▶ _RECORDS TO USE_

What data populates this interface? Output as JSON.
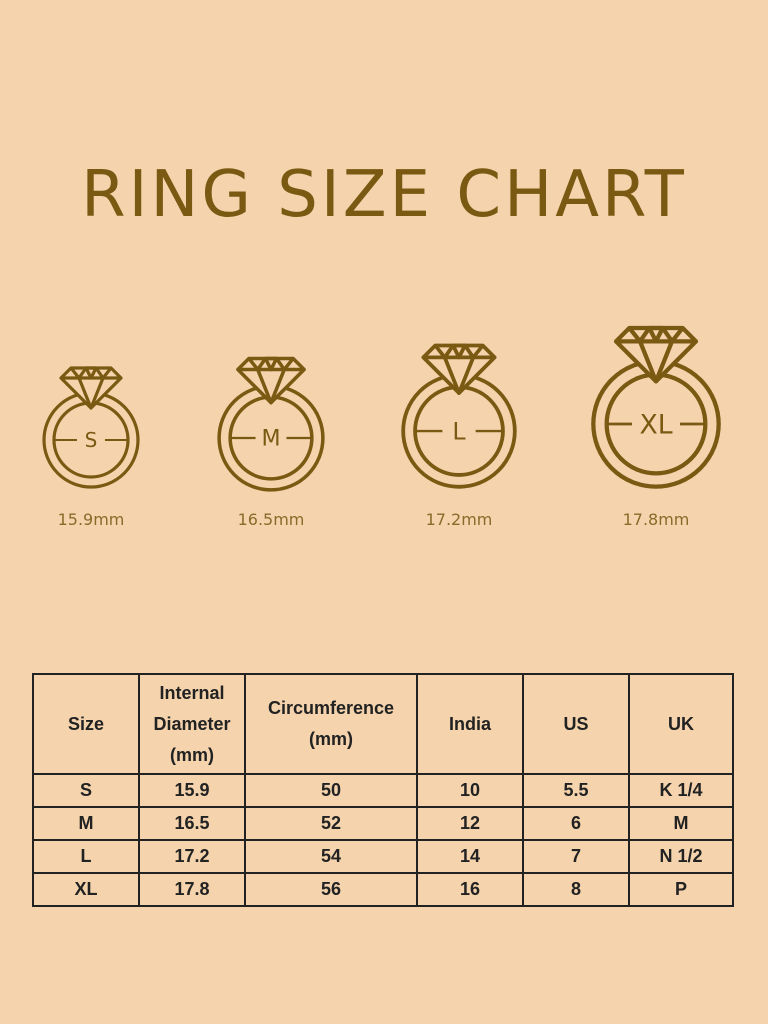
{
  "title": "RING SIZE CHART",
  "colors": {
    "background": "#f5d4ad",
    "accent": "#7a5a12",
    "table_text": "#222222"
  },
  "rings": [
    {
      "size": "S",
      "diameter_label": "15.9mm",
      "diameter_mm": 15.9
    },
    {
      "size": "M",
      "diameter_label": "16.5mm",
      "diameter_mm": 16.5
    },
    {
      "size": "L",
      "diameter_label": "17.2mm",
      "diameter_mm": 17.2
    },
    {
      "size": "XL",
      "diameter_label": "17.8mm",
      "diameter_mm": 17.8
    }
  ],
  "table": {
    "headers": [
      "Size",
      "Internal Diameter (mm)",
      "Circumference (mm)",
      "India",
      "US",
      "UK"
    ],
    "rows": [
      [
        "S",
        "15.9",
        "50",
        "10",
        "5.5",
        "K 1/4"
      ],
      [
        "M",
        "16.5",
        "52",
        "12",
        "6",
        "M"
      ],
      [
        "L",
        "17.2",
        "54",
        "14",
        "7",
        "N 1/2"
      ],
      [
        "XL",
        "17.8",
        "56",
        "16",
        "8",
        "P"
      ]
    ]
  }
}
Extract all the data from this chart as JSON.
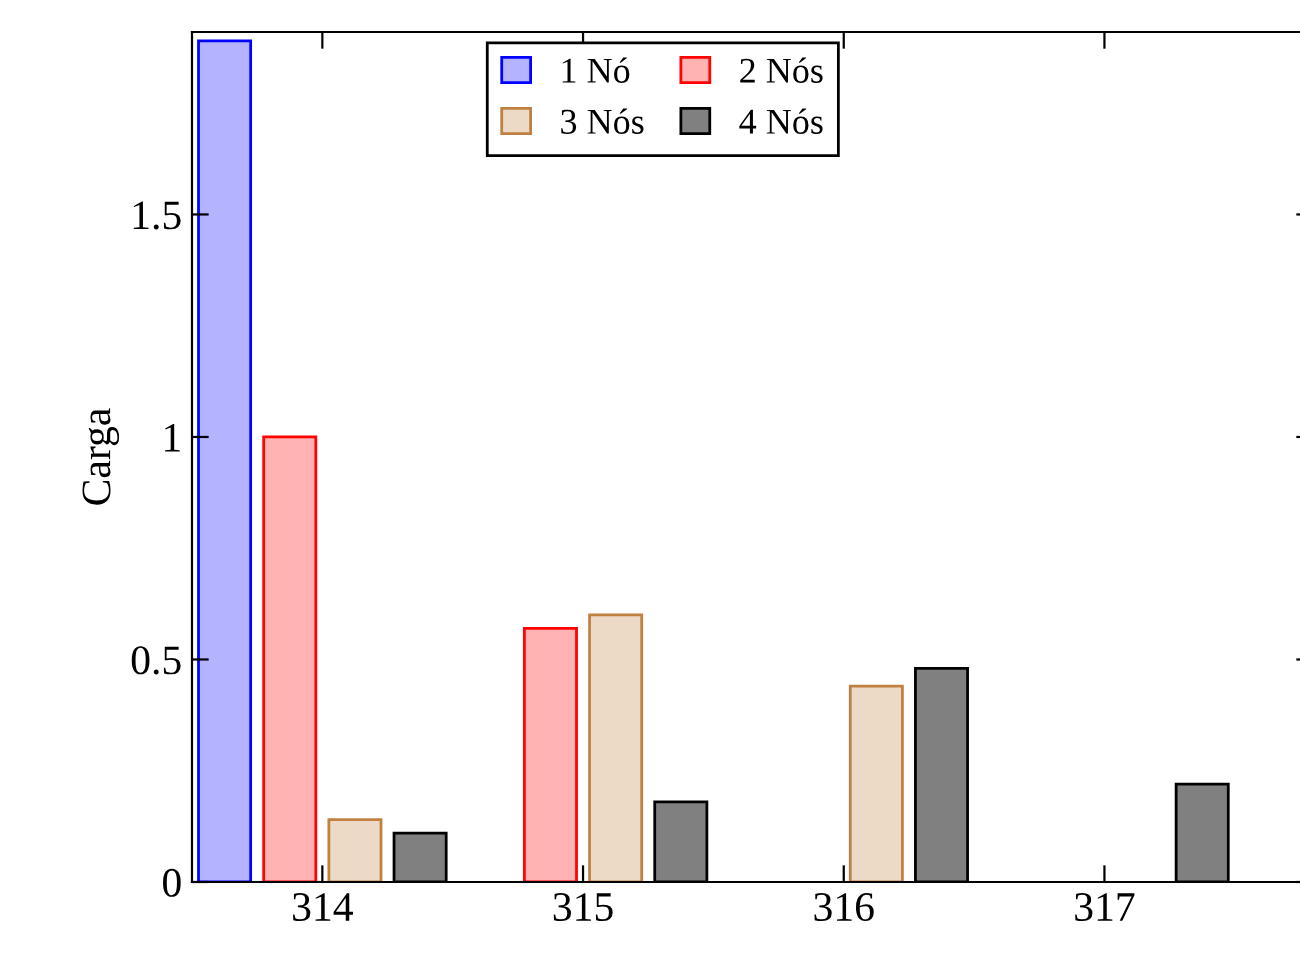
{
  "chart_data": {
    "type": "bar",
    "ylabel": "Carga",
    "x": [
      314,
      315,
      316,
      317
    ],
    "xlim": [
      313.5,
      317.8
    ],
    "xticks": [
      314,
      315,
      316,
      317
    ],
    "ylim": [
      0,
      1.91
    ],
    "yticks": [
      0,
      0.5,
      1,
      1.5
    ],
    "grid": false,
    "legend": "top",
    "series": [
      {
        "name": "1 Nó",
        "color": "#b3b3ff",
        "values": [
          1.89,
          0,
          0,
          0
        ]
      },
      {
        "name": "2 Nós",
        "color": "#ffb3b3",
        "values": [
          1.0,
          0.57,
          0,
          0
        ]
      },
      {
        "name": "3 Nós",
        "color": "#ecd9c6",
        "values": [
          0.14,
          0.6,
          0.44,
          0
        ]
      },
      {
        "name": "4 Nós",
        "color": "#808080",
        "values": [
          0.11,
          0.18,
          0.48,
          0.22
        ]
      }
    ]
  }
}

▶ _WHAT IS REQUIRED_
List each line in the listing that contains the string "this".

▶ _REPLY_
What data populates this interface? Output as JSON.
Extract all the data from this chart as JSON.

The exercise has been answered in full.